▸ EXERCISE TASK
The data below needs to be returned exactly, line for line.

▸ TASK DATA
'''
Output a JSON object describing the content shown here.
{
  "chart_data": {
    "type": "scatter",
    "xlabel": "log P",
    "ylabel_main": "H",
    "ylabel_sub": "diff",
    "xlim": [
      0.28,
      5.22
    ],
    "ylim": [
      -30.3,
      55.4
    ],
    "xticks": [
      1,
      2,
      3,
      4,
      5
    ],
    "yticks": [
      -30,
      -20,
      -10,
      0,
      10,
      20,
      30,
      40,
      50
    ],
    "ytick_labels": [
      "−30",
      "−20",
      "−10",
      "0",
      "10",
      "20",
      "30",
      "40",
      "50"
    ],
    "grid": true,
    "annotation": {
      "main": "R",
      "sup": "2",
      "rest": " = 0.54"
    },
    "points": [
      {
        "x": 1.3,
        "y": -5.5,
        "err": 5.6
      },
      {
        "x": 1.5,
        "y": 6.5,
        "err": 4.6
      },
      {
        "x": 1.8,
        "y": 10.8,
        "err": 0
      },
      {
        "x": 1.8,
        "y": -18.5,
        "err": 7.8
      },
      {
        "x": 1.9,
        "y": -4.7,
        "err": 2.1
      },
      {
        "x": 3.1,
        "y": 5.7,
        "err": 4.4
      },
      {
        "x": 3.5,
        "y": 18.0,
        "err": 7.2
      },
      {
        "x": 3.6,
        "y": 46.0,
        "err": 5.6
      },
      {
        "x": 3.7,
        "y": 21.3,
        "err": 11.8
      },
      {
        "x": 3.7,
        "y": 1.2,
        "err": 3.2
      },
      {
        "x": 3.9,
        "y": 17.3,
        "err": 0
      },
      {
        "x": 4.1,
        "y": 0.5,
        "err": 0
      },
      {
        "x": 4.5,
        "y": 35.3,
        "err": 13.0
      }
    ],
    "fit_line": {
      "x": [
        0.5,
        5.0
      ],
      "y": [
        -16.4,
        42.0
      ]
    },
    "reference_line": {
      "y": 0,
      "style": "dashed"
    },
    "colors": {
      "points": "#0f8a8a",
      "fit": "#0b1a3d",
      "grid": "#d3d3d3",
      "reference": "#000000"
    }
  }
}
'''
▸ RESPONSE TO THE EXERCISE
Output a JSON object describing the content shown here.
{
  "chart_data": {
    "type": "scatter",
    "xlabel": "log P",
    "ylabel_main": "H",
    "ylabel_sub": "diff",
    "xlim": [
      0.28,
      5.22
    ],
    "ylim": [
      -30.3,
      55.4
    ],
    "xticks": [
      1,
      2,
      3,
      4,
      5
    ],
    "yticks": [
      -30,
      -20,
      -10,
      0,
      10,
      20,
      30,
      40,
      50
    ],
    "ytick_labels": [
      "−30",
      "−20",
      "−10",
      "0",
      "10",
      "20",
      "30",
      "40",
      "50"
    ],
    "grid": true,
    "annotation": {
      "main": "R",
      "sup": "2",
      "rest": " = 0.54"
    },
    "points": [
      {
        "x": 1.3,
        "y": -5.5,
        "err": 5.6
      },
      {
        "x": 1.5,
        "y": 6.5,
        "err": 4.6
      },
      {
        "x": 1.8,
        "y": 10.8,
        "err": 0
      },
      {
        "x": 1.8,
        "y": -18.5,
        "err": 7.8
      },
      {
        "x": 1.9,
        "y": -4.7,
        "err": 2.1
      },
      {
        "x": 3.1,
        "y": 5.7,
        "err": 4.4
      },
      {
        "x": 3.5,
        "y": 18.0,
        "err": 7.2
      },
      {
        "x": 3.6,
        "y": 46.0,
        "err": 5.6
      },
      {
        "x": 3.7,
        "y": 21.3,
        "err": 11.8
      },
      {
        "x": 3.7,
        "y": 1.2,
        "err": 3.2
      },
      {
        "x": 3.9,
        "y": 17.3,
        "err": 0
      },
      {
        "x": 4.1,
        "y": 0.5,
        "err": 0
      },
      {
        "x": 4.5,
        "y": 35.3,
        "err": 13.0
      }
    ],
    "fit_line": {
      "x": [
        0.5,
        5.0
      ],
      "y": [
        -16.4,
        42.0
      ]
    },
    "reference_line": {
      "y": 0,
      "style": "dashed"
    },
    "colors": {
      "points": "#0f8a8a",
      "fit": "#0b1a3d",
      "grid": "#d3d3d3",
      "reference": "#000000"
    }
  }
}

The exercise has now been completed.